MY INITIAL DEBT is to the United States Educational Commission in Japan, which awarded me an appointment as Fulbright Professor of American Studies at the University of Tokyo for the academic year 1956-57 and so made possible the present undertaking. The Commission also provided funds for translation and research assistants.

The Japanese Folklore Institute in Seijo-machi, Tokyo, proved a treasure house for me, and I cannot sufficiently express my gratitude to Kunio Yanagita, its founder, Tokihiko Oto, its director, and Toichi Mabuchi, one of its advisors and Professor of Anthropology at Tokyo Metropolitan University, all of whom extended me every kindness. At the Institute, Miss Yasuyo Ishiwara, a graduate of Tokyo Women's Christian College, spent long hours with me translating Japanese legends and giving me the benefit of her training and knowledge as an assistant to Professor Yanagita. Naofusa Hirai, director of the Institute of Classical Studies at Kokugakuin University, acted as interpreter when I first visited the Institute and proved a friend throughout the year. Also at the Institute I met Fanny Hagin Mayer, who generously allowed me to read her unpublished translation of Professor Yanagita's Classification of Japanese Folk Tales (Nippon Mukashi-banashi Meii) and accompanied me on a trip to Niigata. At the KBS Library, curator Makoto Kuwabara aided me in tracking down studies of Japanese folklore in their fine collection of Western-language books and journals on Japan.

My student at Tokyo University, Kayoko Saito, who subsequently studied in the United States on a Fulbright award and is now back at the university as a graduate student, helped me in important ways—by collecting legends from her grandmother, by translating for me, and by introducing me to Professor Masahiro Ikegami, now at Showa Medical University, and interpreting the two private lectures with slides he kindly gave me on the syncretism of folk religion with Buddhism and Shintoism as seen in Japanese mountain religion. Teigo Yoshida, Professor of Sociology at Kyushu University, contributed to my volume a folk legend he had collected during his field work. Authors of collections of Japanese legends who personally or through correspondence have generously granted me permission to publish translations of their texts are Keigo Seki, noted student of the Japanese folk tale; Riboku Dobashi; Kazuo Katsurai; Kiyoshi Mitarai; Chihei Nakamura; and Shogo Nakano; to all of whom I am deeply indebted, as well as to the other authors listed in the sources, who have faithfully recorded Japanese legends. Masaharu Murai generously procured for me a copy ofhis translation Legends and Folktales of Shinshu when I met him in Nagano.

········

### Exercise prompt
Proceed with the acknowledgments for the collection of Japanese legends, picking up right after their final sentence. The items come from a different source than the acknowledgments.

Saved entries:
········

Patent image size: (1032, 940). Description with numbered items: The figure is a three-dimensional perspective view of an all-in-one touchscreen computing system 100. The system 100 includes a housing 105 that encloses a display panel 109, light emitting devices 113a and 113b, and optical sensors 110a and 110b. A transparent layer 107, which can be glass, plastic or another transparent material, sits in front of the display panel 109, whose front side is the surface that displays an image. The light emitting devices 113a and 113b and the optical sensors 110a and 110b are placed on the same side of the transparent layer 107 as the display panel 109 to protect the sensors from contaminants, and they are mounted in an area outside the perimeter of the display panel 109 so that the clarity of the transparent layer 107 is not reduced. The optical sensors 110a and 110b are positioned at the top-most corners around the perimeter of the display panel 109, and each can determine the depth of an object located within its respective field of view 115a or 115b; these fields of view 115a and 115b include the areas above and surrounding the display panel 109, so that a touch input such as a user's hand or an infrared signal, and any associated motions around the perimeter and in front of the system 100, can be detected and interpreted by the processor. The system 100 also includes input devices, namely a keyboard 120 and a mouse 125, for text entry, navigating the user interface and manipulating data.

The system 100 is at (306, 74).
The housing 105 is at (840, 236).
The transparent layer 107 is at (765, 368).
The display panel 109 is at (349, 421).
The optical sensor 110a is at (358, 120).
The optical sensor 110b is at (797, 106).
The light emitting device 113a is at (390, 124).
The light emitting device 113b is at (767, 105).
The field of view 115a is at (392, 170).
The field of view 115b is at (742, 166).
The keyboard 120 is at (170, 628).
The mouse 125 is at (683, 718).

········

### Your response
On my return to the United States I was fortunate to meet Ichiro Hori, an outstanding younger Japanese folklore scholar then lecturing at Harvard University and the University of Chicago on popular Buddhism, and Mrs. Hori, the daughter of Professor Yanagita. Professor Hori has graciously read my introduction and given me helpful suggestions. To contributors of the forthcoming Studies in Japanese Folklore which I am editing for the Indiana University Folklore Series, I must express gratitude for a preview of their illuminating articles. My deep thanks go to Professor George K. Brady of the University of Kentucky, who has helped make available in English translation important Japanese folklore studies, and who has aided me in personal ways. Indiana University has bountifully provided me with research facilities.

Both Miss Ishiwara and Miss Saito, named above, and Meredith Weatherby of the Tuttle Company have been most helpful in checking my manuscript and straightening out certain perplexing points.

Finally, I must express my pleasure and good fortune to have as publisher an old friend and classmate, Charles E. Tuttle, who has been so active in the publication of "books to span the East and West."